### SET TASK
For each line in the data below that holds "baseline", return a copy.

### MATERIAL FOR THE TASK
* * * * *
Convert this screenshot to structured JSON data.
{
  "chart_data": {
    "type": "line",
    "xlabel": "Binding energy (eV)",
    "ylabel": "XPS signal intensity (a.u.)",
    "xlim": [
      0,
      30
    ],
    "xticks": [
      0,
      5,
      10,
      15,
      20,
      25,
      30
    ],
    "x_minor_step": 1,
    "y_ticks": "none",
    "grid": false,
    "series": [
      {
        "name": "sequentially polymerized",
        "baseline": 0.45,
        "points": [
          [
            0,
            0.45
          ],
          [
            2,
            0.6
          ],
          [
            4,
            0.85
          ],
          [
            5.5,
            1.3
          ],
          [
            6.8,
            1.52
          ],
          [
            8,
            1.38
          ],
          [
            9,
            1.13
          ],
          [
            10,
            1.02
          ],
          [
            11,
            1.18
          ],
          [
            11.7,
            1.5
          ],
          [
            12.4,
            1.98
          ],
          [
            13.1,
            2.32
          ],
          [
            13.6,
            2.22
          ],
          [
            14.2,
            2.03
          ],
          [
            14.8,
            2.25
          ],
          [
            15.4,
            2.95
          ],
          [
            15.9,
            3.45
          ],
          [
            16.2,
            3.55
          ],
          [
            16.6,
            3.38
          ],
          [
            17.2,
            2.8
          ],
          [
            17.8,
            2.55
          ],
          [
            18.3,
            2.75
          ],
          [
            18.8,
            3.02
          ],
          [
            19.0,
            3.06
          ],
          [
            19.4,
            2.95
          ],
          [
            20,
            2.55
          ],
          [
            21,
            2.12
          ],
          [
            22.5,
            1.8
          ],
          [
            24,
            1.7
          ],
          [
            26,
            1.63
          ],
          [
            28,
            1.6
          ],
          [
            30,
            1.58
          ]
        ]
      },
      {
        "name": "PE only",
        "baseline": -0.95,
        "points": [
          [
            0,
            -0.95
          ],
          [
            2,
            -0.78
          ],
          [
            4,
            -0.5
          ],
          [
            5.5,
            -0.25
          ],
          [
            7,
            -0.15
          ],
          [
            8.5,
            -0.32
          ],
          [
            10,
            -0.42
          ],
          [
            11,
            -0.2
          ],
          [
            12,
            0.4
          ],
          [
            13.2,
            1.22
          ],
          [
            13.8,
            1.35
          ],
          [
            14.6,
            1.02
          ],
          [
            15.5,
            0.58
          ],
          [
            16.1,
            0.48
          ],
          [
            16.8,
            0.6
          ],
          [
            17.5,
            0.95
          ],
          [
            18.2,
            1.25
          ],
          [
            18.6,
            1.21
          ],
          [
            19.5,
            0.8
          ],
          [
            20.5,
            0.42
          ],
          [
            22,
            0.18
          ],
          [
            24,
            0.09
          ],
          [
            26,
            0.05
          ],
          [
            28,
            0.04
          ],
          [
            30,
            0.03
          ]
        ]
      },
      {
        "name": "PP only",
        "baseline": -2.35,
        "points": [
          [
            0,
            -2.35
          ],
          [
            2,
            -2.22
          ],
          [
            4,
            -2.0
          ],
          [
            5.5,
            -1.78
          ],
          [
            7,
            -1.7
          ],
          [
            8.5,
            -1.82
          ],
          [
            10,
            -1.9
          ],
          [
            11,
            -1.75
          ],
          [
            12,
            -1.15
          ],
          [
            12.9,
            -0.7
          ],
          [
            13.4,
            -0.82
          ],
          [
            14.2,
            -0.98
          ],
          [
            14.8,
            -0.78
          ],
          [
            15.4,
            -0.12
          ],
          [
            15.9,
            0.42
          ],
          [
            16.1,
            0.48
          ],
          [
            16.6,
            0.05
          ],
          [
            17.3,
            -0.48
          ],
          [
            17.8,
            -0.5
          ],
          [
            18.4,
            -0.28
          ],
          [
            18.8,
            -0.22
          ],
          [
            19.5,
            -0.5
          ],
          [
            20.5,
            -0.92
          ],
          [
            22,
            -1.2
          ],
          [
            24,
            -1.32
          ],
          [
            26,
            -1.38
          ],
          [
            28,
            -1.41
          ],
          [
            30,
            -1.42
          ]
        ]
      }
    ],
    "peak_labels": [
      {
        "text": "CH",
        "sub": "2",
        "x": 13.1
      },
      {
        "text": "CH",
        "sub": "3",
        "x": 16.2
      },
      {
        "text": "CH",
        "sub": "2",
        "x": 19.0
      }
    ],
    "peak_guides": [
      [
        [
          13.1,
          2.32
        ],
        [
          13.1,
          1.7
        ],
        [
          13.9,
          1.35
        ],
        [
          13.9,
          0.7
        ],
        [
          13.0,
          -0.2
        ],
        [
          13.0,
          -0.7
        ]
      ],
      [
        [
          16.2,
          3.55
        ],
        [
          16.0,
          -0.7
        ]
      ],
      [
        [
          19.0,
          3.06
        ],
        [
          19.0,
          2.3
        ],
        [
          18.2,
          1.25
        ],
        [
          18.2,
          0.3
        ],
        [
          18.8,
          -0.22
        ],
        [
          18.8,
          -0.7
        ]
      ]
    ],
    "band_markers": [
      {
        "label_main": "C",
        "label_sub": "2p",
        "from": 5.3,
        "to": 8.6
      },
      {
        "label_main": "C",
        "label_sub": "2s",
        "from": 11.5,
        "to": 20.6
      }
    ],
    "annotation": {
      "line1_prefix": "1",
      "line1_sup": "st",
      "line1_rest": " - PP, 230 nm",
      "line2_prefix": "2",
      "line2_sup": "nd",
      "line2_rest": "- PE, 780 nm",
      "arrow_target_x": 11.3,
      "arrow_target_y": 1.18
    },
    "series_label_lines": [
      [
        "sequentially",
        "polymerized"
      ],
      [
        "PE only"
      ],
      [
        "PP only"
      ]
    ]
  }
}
* * * * *
### TASK SOLUTION
        "baseline": 0.45,
        "baseline": -0.95,
        "baseline": -2.35,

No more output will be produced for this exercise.